_Goal:_
Filter the data below for the string "title" and copy each matching line.

_Listing:_

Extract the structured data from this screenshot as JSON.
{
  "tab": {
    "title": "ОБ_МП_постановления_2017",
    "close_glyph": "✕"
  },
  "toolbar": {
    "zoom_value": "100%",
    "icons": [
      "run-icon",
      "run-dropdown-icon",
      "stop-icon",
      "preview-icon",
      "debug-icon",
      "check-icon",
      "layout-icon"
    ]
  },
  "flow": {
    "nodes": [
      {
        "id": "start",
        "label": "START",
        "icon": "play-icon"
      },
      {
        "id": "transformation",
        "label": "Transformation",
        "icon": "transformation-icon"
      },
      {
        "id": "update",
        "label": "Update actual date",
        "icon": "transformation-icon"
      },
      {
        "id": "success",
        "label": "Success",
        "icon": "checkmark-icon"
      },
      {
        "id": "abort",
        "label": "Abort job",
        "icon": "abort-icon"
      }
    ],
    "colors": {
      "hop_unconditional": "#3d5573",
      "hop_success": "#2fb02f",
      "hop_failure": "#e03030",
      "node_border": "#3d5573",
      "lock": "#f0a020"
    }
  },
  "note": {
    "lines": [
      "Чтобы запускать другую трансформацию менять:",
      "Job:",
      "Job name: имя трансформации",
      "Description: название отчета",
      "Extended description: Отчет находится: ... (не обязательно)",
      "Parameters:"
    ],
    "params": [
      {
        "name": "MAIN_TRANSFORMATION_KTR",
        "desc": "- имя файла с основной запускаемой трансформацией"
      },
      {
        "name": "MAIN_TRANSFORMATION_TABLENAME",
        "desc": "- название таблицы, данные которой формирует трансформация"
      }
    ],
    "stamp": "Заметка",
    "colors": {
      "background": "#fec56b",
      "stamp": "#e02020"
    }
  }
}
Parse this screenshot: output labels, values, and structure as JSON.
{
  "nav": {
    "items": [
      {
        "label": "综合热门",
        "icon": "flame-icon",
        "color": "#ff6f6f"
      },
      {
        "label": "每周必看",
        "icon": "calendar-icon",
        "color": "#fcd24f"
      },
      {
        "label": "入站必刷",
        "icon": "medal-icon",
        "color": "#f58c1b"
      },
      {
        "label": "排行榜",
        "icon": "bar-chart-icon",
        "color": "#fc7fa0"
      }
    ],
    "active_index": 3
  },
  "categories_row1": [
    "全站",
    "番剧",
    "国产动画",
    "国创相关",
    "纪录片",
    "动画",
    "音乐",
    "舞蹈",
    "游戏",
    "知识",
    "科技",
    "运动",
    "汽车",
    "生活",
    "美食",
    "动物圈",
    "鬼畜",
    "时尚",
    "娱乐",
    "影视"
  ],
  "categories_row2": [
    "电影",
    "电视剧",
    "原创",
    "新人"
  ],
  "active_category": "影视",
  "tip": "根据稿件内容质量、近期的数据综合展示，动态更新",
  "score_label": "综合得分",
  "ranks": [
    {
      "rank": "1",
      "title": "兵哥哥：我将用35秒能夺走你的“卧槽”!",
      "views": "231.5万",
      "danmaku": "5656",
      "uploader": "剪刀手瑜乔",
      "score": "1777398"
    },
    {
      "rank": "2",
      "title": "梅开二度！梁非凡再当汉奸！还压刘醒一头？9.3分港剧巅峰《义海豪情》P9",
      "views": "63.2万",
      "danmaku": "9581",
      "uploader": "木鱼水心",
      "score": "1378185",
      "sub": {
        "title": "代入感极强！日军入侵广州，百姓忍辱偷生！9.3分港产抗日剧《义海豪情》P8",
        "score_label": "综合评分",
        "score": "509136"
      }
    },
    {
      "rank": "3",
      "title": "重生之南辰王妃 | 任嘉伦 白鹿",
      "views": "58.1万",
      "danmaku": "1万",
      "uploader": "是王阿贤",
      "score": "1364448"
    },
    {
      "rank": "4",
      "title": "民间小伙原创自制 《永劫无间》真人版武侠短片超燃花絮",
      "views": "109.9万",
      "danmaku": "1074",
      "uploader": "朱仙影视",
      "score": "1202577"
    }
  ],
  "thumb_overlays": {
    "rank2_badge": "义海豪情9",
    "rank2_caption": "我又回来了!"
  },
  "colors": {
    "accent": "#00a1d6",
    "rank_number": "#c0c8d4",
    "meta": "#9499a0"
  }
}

_Solution to the exercise:_
    "title": "ОБ_МП_постановления_2017",
      "title": "兵哥哥：我将用35秒能夺走你的“卧槽”!",
      "title": "梅开二度！梁非凡再当汉奸！还压刘醒一头？9.3分港剧巅峰《义海豪情》P9",
        "title": "代入感极强！日军入侵广州，百姓忍辱偷生！9.3分港产抗日剧《义海豪情》P8",
      "title": "重生之南辰王妃 | 任嘉伦 白鹿",
      "title": "民间小伙原创自制 《永劫无间》真人版武侠短片超燃花絮",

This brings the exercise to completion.